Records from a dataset
..............................
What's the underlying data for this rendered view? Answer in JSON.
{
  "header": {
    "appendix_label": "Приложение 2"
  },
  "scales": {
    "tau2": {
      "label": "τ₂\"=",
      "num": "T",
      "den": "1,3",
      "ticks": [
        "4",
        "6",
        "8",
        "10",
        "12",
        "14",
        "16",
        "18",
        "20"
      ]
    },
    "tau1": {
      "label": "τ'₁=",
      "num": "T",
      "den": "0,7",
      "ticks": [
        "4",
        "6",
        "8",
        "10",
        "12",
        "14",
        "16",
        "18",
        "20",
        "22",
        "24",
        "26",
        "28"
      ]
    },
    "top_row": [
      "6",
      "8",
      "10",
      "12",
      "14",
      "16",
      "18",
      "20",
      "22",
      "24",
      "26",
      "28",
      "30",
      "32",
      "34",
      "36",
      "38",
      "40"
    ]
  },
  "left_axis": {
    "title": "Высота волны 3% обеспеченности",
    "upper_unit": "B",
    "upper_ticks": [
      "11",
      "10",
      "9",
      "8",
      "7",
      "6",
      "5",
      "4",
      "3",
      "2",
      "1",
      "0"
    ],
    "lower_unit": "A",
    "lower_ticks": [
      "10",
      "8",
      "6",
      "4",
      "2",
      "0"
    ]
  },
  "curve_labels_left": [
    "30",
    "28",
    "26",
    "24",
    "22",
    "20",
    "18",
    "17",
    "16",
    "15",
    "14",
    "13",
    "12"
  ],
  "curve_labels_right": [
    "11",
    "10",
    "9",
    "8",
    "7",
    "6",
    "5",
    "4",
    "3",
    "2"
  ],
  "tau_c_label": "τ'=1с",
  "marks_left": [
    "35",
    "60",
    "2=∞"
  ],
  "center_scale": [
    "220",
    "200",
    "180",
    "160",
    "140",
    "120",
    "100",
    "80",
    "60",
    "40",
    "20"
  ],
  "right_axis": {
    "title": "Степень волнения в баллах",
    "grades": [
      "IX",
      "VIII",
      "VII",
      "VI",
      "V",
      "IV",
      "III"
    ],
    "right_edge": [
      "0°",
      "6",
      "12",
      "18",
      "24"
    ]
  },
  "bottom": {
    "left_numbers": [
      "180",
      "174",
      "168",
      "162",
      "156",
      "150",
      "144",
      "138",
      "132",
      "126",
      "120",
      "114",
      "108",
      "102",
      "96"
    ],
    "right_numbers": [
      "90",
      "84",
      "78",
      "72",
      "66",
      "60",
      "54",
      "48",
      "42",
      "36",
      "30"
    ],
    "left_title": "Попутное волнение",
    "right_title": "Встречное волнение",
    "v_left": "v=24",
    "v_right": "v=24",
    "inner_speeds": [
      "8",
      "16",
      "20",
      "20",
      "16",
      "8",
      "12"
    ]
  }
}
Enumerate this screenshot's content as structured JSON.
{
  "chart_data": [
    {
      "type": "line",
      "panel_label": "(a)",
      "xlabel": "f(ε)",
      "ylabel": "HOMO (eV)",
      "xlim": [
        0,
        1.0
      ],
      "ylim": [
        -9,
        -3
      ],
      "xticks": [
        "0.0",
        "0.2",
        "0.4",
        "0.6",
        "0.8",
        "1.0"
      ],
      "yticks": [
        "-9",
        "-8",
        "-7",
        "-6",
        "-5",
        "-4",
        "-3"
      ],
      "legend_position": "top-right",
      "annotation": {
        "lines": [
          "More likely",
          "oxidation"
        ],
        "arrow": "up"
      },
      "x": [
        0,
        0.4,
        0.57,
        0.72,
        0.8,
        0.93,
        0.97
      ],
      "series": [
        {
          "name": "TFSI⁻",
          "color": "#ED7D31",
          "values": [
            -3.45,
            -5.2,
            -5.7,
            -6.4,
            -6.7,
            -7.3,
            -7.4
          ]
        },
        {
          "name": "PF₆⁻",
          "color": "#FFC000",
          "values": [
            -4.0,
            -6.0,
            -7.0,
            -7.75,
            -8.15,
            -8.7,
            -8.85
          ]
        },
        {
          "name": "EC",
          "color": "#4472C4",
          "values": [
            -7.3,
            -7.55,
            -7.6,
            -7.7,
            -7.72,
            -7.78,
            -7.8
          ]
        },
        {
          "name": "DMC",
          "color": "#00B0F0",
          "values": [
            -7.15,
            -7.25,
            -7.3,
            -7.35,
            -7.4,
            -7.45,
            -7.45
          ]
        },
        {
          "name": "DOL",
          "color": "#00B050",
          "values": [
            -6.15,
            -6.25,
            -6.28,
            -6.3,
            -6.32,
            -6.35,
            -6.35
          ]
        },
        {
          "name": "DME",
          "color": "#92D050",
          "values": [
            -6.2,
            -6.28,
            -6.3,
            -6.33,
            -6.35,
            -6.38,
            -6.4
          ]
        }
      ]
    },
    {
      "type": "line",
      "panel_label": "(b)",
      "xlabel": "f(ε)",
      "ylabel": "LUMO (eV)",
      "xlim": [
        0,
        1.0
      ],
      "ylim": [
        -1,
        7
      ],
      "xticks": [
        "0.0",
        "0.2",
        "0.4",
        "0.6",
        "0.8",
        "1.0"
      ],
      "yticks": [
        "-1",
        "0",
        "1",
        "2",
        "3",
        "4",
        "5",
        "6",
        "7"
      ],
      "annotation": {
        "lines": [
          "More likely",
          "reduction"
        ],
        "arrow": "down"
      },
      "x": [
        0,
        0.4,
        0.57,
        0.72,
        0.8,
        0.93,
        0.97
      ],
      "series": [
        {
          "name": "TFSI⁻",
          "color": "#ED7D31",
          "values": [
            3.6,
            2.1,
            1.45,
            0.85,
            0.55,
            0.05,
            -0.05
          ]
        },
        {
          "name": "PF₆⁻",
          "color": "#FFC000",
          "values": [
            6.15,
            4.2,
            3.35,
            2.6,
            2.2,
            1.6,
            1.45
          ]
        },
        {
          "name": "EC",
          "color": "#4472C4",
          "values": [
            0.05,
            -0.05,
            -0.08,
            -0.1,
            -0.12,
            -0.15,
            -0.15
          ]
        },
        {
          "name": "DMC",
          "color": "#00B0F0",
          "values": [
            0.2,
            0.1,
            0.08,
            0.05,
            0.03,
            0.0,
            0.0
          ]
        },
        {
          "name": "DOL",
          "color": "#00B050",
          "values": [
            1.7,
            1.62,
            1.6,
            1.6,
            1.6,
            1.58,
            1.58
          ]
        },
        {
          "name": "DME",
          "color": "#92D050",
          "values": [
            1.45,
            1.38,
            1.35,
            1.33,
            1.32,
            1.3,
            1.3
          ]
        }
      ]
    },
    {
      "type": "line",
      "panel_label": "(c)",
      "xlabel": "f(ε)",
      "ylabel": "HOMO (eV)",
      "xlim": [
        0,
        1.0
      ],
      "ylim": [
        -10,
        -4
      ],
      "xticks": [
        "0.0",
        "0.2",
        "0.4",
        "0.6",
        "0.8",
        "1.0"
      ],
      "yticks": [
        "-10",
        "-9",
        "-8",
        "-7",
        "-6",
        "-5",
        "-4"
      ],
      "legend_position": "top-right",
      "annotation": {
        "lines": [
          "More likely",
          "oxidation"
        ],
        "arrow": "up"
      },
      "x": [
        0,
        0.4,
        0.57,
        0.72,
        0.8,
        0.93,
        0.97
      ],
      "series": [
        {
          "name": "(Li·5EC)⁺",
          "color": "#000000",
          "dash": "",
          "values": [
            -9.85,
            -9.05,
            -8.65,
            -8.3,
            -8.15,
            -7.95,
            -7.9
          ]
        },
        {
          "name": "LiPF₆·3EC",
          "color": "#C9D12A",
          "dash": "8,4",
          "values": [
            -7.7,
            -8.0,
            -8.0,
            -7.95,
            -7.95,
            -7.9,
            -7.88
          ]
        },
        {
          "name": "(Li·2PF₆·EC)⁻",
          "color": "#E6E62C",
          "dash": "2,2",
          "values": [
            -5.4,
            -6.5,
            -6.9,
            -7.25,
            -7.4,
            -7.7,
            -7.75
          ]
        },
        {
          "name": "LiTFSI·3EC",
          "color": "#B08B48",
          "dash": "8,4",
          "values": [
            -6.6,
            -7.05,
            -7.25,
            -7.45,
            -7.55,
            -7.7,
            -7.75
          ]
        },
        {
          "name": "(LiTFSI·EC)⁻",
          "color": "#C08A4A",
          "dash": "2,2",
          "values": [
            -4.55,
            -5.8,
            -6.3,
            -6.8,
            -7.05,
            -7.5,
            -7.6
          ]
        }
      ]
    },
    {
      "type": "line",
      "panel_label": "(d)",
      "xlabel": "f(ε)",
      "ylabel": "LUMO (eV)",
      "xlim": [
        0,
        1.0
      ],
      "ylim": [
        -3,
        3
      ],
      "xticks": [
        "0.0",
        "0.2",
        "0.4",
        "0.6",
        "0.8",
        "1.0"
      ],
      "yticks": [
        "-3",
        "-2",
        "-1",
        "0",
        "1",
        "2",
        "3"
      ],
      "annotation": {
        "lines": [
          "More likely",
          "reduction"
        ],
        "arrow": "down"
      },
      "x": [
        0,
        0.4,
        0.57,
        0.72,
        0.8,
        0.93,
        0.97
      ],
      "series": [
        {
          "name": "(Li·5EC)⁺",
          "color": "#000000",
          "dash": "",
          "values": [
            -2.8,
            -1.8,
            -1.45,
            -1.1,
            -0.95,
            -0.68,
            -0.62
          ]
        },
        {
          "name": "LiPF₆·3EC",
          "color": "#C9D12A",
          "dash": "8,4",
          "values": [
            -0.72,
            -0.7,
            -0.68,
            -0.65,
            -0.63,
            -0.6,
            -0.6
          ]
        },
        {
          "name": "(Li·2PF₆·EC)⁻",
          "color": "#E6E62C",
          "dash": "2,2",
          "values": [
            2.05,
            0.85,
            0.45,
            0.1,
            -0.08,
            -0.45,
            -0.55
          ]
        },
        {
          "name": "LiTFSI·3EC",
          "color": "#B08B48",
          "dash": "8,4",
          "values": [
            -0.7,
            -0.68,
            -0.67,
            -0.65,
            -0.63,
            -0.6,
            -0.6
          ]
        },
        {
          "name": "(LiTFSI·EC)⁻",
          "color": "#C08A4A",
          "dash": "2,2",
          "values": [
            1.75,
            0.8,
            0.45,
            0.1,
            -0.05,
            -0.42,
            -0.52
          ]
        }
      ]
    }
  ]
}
..............................
Goal - From the records, copy every line that has the string "this" in it.

Response -
What's the underlying data for this rendered view? Answer in JSON.
Enumerate this screenshot's content as structured JSON.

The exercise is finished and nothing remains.